WRITTEN PROBLEM: Return, word for word, every line that follows.

● ● ● ● ● ● ●

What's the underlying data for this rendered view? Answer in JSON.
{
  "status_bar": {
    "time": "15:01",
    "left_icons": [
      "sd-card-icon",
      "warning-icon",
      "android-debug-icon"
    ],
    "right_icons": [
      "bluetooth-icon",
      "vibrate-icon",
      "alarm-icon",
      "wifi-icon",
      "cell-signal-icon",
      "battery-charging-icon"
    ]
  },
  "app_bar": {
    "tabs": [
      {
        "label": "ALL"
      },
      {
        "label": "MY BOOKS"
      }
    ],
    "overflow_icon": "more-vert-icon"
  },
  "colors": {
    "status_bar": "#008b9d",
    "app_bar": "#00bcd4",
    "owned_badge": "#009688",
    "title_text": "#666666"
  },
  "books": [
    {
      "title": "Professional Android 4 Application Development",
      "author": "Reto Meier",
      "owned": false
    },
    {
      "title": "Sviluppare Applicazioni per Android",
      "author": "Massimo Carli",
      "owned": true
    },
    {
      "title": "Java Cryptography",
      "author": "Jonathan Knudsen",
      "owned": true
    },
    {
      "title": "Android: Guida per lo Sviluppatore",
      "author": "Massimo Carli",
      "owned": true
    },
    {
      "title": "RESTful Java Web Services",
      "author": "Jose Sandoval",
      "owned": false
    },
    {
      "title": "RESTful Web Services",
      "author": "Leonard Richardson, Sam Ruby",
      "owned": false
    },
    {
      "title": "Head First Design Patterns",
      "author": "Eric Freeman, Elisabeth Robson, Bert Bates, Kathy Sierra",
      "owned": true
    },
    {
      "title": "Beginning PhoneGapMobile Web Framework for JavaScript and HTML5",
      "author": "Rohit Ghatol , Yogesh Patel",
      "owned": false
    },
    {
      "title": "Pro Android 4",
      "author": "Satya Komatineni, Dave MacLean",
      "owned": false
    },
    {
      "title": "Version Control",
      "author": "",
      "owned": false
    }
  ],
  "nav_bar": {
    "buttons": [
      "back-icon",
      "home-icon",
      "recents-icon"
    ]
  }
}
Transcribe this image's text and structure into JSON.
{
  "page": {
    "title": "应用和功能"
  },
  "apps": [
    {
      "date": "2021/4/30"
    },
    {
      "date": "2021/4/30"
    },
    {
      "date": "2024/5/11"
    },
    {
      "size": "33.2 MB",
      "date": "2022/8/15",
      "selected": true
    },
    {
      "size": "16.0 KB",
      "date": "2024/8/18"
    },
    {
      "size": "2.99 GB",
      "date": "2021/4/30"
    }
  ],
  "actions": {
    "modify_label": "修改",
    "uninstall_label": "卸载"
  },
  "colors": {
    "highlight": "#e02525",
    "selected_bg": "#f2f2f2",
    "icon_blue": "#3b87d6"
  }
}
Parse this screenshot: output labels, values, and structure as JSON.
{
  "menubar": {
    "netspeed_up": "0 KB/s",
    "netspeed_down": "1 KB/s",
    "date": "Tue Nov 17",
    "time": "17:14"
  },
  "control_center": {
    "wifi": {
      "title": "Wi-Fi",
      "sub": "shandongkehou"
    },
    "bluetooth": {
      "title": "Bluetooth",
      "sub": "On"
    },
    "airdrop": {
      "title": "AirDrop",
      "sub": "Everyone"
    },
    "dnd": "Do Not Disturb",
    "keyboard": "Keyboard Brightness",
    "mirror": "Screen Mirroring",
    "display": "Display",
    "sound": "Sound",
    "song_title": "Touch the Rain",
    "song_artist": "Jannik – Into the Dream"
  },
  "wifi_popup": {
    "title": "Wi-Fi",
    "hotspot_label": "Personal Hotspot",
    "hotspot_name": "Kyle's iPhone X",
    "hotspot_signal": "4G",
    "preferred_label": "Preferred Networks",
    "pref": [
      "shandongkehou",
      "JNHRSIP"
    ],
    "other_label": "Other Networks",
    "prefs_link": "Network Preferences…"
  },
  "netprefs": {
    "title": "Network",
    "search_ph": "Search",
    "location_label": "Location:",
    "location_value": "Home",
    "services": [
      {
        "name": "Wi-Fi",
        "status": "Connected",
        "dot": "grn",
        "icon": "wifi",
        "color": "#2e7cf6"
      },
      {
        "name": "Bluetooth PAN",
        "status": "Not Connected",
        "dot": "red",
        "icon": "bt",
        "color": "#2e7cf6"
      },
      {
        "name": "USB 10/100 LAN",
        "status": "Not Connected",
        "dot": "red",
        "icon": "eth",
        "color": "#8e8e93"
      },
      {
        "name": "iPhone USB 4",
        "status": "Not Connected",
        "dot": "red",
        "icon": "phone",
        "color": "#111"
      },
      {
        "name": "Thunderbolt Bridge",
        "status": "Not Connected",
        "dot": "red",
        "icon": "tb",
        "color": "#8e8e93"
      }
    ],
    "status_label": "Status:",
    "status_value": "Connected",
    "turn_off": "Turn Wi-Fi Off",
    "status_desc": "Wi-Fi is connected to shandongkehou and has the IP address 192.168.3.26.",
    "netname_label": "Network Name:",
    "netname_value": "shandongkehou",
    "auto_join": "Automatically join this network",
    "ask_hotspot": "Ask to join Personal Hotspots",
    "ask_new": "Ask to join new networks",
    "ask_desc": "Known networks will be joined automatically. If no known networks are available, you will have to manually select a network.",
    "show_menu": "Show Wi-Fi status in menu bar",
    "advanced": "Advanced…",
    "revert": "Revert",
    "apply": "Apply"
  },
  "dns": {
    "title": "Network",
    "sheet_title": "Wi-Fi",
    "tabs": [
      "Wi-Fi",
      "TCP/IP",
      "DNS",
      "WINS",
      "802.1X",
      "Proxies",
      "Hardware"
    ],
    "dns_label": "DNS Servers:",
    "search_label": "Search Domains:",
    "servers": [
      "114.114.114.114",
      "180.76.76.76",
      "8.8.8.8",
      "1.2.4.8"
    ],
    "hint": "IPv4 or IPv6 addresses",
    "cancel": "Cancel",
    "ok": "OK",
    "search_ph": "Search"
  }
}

● ● ● ● ● ● ●

RESPONSE TO THIS TASK:
What's the underlying data for this rendered view? Answer in JSON.
{
  "status_bar": {
    "time": "15:01",
    "left_icons": [
      "sd-card-icon",
      "warning-icon",
      "android-debug-icon"
    ],
    "right_icons": [
      "bluetooth-icon",
      "vibrate-icon",
      "alarm-icon",
      "wifi-icon",
      "cell-signal-icon",
      "battery-charging-icon"
    ]
  },
  "app_bar": {
    "tabs": [
      {
        "label": "ALL"
      },
      {
        "label": "MY BOOKS"
      }
    ],
    "overflow_icon": "more-vert-icon"
  },
  "colors": {
    "status_bar": "#008b9d",
    "app_bar": "#00bcd4",
    "owned_badge": "#009688",
    "title_text": "#666666"
  },
  "books": [
    {
      "title": "Professional Android 4 Application Development",
      "author": "Reto Meier",
      "owned": false
    },
    {
      "title": "Sviluppare Applicazioni per Android",
      "author": "Massimo Carli",
      "owned": true
    },
    {
      "title": "Java Cryptography",
      "author": "Jonathan Knudsen",
      "owned": true
    },
    {
      "title": "Android: Guida per lo Sviluppatore",
      "author": "Massimo Carli",
      "owned": true
    },
    {
      "title": "RESTful Java Web Services",
      "author": "Jose Sandoval",
      "owned": false
    },
    {
      "title": "RESTful Web Services",
      "author": "Leonard Richardson, Sam Ruby",
      "owned": false
    },
    {
      "title": "Head First Design Patterns",
      "author": "Eric Freeman, Elisabeth Robson, Bert Bates, Kathy Sierra",
      "owned": true
    },
    {
      "title": "Beginning PhoneGapMobile Web Framework for JavaScript and HTML5",
      "author": "Rohit Ghatol , Yogesh Patel",
      "owned": false
    },
    {
      "title": "Pro Android 4",
      "author": "Satya Komatineni, Dave MacLean",
      "owned": false
    },
    {
      "title": "Version Control",
      "author": "",
      "owned": false
    }
  ],
  "nav_bar": {
    "buttons": [
      "back-icon",
      "home-icon",
      "recents-icon"
    ]
  }
}
Transcribe this image's text and structure into JSON.
{
  "page": {
    "title": "应用和功能"
  },
  "apps": [
    {
      "date": "2021/4/30"
    },
    {
      "date": "2021/4/30"
    },
    {
      "date": "2024/5/11"
    },
    {
      "size": "33.2 MB",
      "date": "2022/8/15",
      "selected": true
    },
    {
      "size": "16.0 KB",
      "date": "2024/8/18"
    },
    {
      "size": "2.99 GB",
      "date": "2021/4/30"
    }
  ],
  "actions": {
    "modify_label": "修改",
    "uninstall_label": "卸载"
  },
  "colors": {
    "highlight": "#e02525",
    "selected_bg": "#f2f2f2",
    "icon_blue": "#3b87d6"
  }
}
Parse this screenshot: output labels, values, and structure as JSON.
{
  "menubar": {
    "netspeed_up": "0 KB/s",
    "netspeed_down": "1 KB/s",
    "date": "Tue Nov 17",
    "time": "17:14"
  },
  "control_center": {
    "wifi": {
      "title": "Wi-Fi",
      "sub": "shandongkehou"
    },
    "bluetooth": {
      "title": "Bluetooth",
      "sub": "On"
    },
    "airdrop": {
      "title": "AirDrop",
      "sub": "Everyone"
    },
    "dnd": "Do Not Disturb",
    "keyboard": "Keyboard Brightness",
    "mirror": "Screen Mirroring",
    "display": "Display",
    "sound": "Sound",
    "song_title": "Touch the Rain",
    "song_artist": "Jannik – Into the Dream"
  },
  "wifi_popup": {
    "title": "Wi-Fi",
    "hotspot_label": "Personal Hotspot",
    "hotspot_name": "Kyle's iPhone X",
    "hotspot_signal": "4G",
    "preferred_label": "Preferred Networks",
    "pref": [
      "shandongkehou",
      "JNHRSIP"
    ],
    "other_label": "Other Networks",
    "prefs_link": "Network Preferences…"
  },
  "netprefs": {
    "title": "Network",
    "search_ph": "Search",
    "location_label": "Location:",
    "location_value": "Home",
    "services": [
      {
        "name": "Wi-Fi",
        "status": "Connected",
        "dot": "grn",
        "icon": "wifi",
        "color": "#2e7cf6"
      },
      {
        "name": "Bluetooth PAN",
        "status": "Not Connected",
        "dot": "red",
        "icon": "bt",
        "color": "#2e7cf6"
      },
      {
        "name": "USB 10/100 LAN",
        "status": "Not Connected",
        "dot": "red",
        "icon": "eth",
        "color": "#8e8e93"
      },
      {
        "name": "iPhone USB 4",
        "status": "Not Connected",
        "dot": "red",
        "icon": "phone",
        "color": "#111"
      },
      {
        "name": "Thunderbolt Bridge",
        "status": "Not Connected",
        "dot": "red",
        "icon": "tb",
        "color": "#8e8e93"
      }
    ],
    "status_label": "Status:",
    "status_value": "Connected",
    "turn_off": "Turn Wi-Fi Off",
    "status_desc": "Wi-Fi is connected to shandongkehou and has the IP address 192.168.3.26.",
    "netname_label": "Network Name:",
    "netname_value": "shandongkehou",
    "auto_join": "Automatically join this network",
    "ask_hotspot": "Ask to join Personal Hotspots",
    "ask_new": "Ask to join new networks",
    "ask_desc": "Known networks will be joined automatically. If no known networks are available, you will have to manually select a network.",
    "show_menu": "Show Wi-Fi status in menu bar",
    "advanced": "Advanced…",
    "revert": "Revert",
    "apply": "Apply"
  },
  "dns": {
    "title": "Network",
    "sheet_title": "Wi-Fi",
    "tabs": [
      "Wi-Fi",
      "TCP/IP",
      "DNS",
      "WINS",
      "802.1X",
      "Proxies",
      "Hardware"
    ],
    "dns_label": "DNS Servers:",
    "search_label": "Search Domains:",
    "servers": [
      "114.114.114.114",
      "180.76.76.76",
      "8.8.8.8",
      "1.2.4.8"
    ],
    "hint": "IPv4 or IPv6 addresses",
    "cancel": "Cancel",
    "ok": "OK",
    "search_ph": "Search"
  }
}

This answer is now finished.